* **The problem**
Leave out the images and repeat the listing below without a single change.

··· Record extracts

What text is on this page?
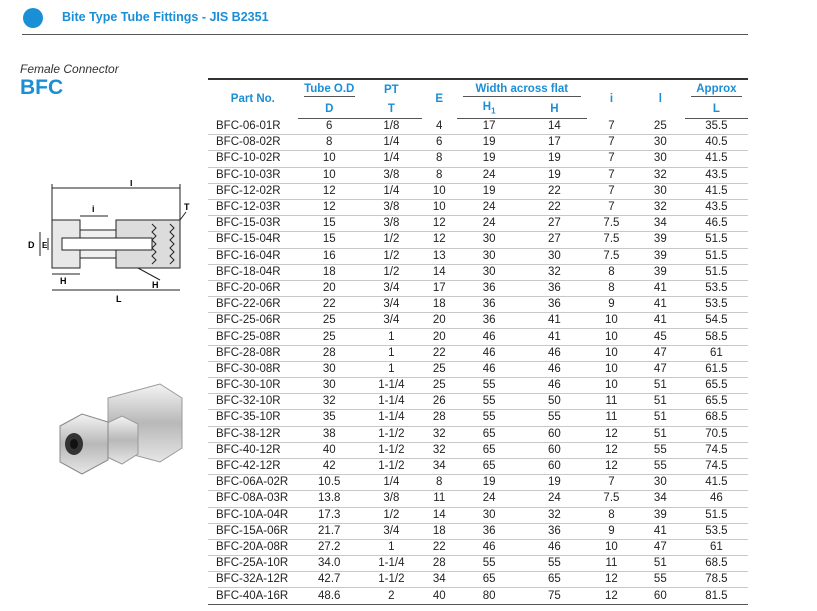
Bite Type Tube Fittings - JIS B2351
Female Connector
BFC
l
i	T
D E
H	H
L
Part No.	Tube O.D	PT	E	Width across flat		i	l	Approx

	D	T		$H_1$	H			L
BFC-06-01R	6	1/8	4	17	14	7	25	35.5
BFC-08-02R	8	1/4	6	19	17	7	30	40.5
BFC-10-02R	10	1/4	8	19	19	7	30	41.5
BFC-10-03R	10	3/8	8	24	19	7	32	43.5
BFC-12-02R	12	1/4	10	19	22	7	30	41.5
BFC-12-03R	12	3/8	10	24	22	7	32	43.5
BFC-15-03R	15	3/8	12	24	27	7.5	34	46.5
BFC-15-04R	15	1/2	12	30	27	7.5	39	51.5
BFC-16-04R	16	1/2	13	30	30	7.5	39	51.5
BFC-18-04R	18	1/2	14	30	32	8	39	51.5
BFC-20-06R	20	3/4	17	36	36	8	41	53.5
BFC-22-06R	22	3/4	18	36	36	9	41	53.5
BFC-25-06R	25	3/4	20	36	41	10	41	54.5
BFC-25-08R	25	1	20	46	41	10	45	58.5
BFC-28-08R	28	1	22	46	46	10	47	61
BFC-30-08R	30	1	25	46	46	10	47	61.5
BFC-30-10R	30	1-1/4	25	55	46	10	51	65.5
BFC-32-10R	32	1-1/4	26	55	50	11	51	65.5
BFC-35-10R	35	1-1/4	28	55	55	11	51	68.5
BFC-38-12R	38	1-1/2	32	65	60	12	51	70.5
BFC-40-12R	40	1-1/2	32	65	60	12	55	74.5
BFC-42-12R	42	1-1/2	34	65	60	12	55	74.5
BFC-06A-02R	10.5	1/4	8	19	19	7	30	41.5
BFC-08A-03R	13.8	3/8	11	24	24	7.5	34	46
BFC-10A-04R	17.3	1/2	14	30	32	8	39	51.5
BFC-15A-06R	21.7	3/4	18	36	36	9	41	53.5
BFC-20A-08R	27.2	1	22	46	46	10	47	61
BFC-25A-10R	34.0	1-1/4	28	55	55	11	51	68.5
BFC-32A-12R	42.7	1-1/2	34	65	65	12	55	78.5
BFC-40A-16R	48.6	2	40	80	75	12	60	81.5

······

* **Answer to the task**
What text is on this page?
Bite Type Tube Fittings - JIS B2351
Female Connector
BFC
l
i	T
D E
H	H
L
Part No.	Tube O.D	PT	E	Width across flat		i	l	Approx

	D	T		$H_1$	H			L
BFC-06-01R	6	1/8	4	17	14	7	25	35.5
BFC-08-02R	8	1/4	6	19	17	7	30	40.5
BFC-10-02R	10	1/4	8	19	19	7	30	41.5
BFC-10-03R	10	3/8	8	24	19	7	32	43.5
BFC-12-02R	12	1/4	10	19	22	7	30	41.5
BFC-12-03R	12	3/8	10	24	22	7	32	43.5
BFC-15-03R	15	3/8	12	24	27	7.5	34	46.5
BFC-15-04R	15	1/2	12	30	27	7.5	39	51.5
BFC-16-04R	16	1/2	13	30	30	7.5	39	51.5
BFC-18-04R	18	1/2	14	30	32	8	39	51.5
BFC-20-06R	20	3/4	17	36	36	8	41	53.5
BFC-22-06R	22	3/4	18	36	36	9	41	53.5
BFC-25-06R	25	3/4	20	36	41	10	41	54.5
BFC-25-08R	25	1	20	46	41	10	45	58.5
BFC-28-08R	28	1	22	46	46	10	47	61
BFC-30-08R	30	1	25	46	46	10	47	61.5
BFC-30-10R	30	1-1/4	25	55	46	10	51	65.5
BFC-32-10R	32	1-1/4	26	55	50	11	51	65.5
BFC-35-10R	35	1-1/4	28	55	55	11	51	68.5
BFC-38-12R	38	1-1/2	32	65	60	12	51	70.5
BFC-40-12R	40	1-1/2	32	65	60	12	55	74.5
BFC-42-12R	42	1-1/2	34	65	60	12	55	74.5
BFC-06A-02R	10.5	1/4	8	19	19	7	30	41.5
BFC-08A-03R	13.8	3/8	11	24	24	7.5	34	46
BFC-10A-04R	17.3	1/2	14	30	32	8	39	51.5
BFC-15A-06R	21.7	3/4	18	36	36	9	41	53.5
BFC-20A-08R	27.2	1	22	46	46	10	47	61
BFC-25A-10R	34.0	1-1/4	28	55	55	11	51	68.5
BFC-32A-12R	42.7	1-1/2	34	65	65	12	55	78.5
BFC-40A-16R	48.6	2	40	80	75	12	60	81.5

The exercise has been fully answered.